#### The problem
Return all lines in the material below that contain "label".
— Begin Data shown —
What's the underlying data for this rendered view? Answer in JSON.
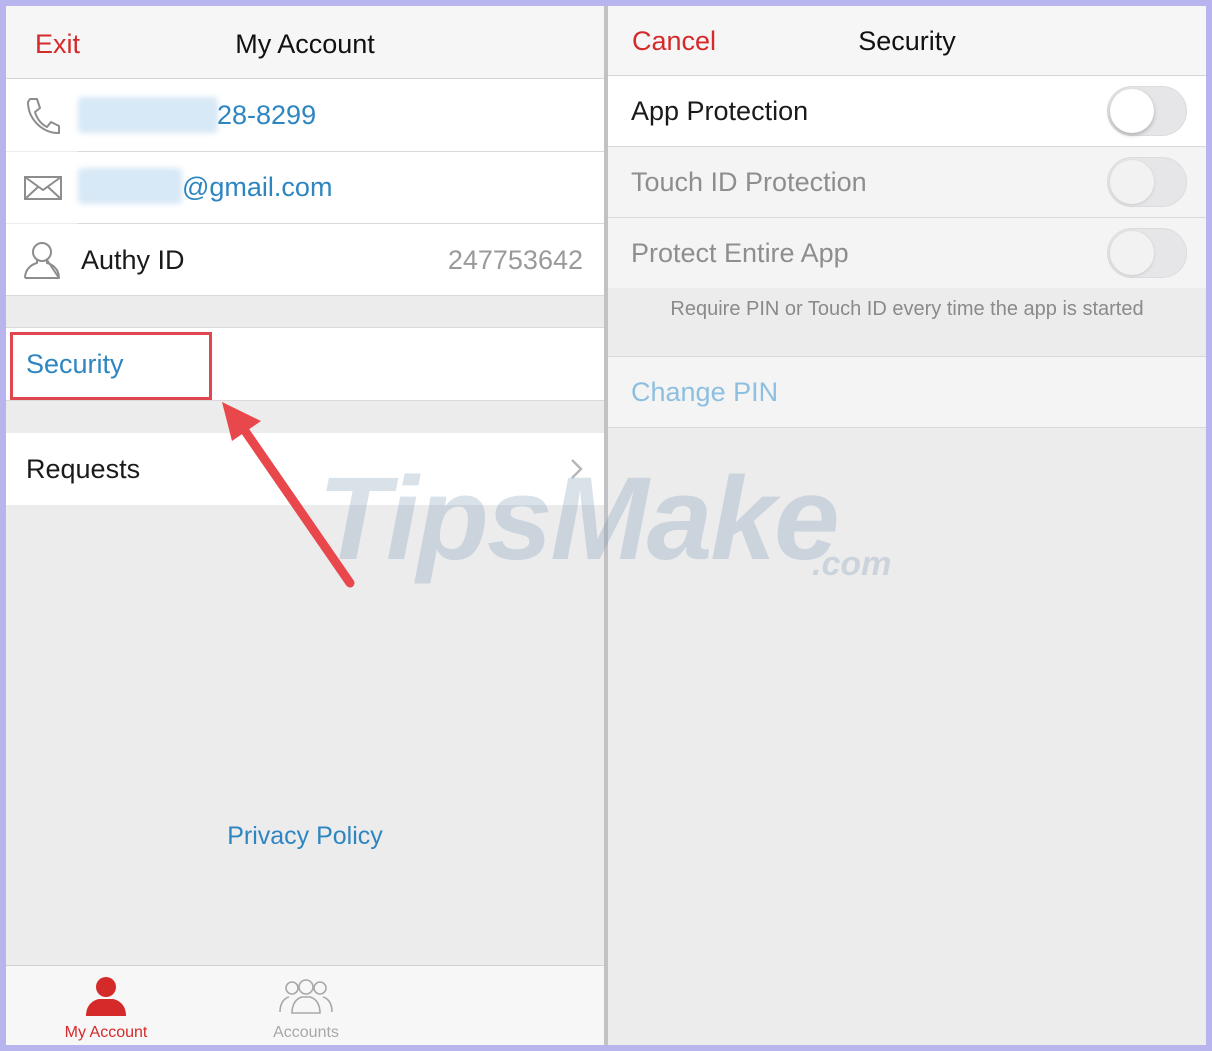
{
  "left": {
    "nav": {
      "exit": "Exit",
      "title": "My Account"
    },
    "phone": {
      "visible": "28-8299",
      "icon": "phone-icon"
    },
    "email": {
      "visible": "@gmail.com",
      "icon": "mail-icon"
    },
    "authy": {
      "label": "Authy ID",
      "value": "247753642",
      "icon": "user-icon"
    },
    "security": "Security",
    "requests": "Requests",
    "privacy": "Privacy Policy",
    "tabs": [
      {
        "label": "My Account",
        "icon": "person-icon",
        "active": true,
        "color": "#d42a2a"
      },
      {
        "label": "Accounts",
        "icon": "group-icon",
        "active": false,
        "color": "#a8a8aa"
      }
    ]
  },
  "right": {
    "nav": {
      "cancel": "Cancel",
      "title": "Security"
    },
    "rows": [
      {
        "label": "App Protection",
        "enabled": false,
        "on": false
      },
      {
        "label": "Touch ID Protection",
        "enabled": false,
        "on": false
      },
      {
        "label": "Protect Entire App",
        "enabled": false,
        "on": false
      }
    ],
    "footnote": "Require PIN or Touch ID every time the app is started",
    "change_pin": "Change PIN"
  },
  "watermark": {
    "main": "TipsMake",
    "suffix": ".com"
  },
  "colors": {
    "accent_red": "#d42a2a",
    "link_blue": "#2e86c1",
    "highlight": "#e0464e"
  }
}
— End Data shown —
#### Result
      "label": "Authy ID",
        "label": "My Account",
        "label": "Accounts",
        "label": "App Protection",
        "label": "Touch ID Protection",
        "label": "Protect Entire App",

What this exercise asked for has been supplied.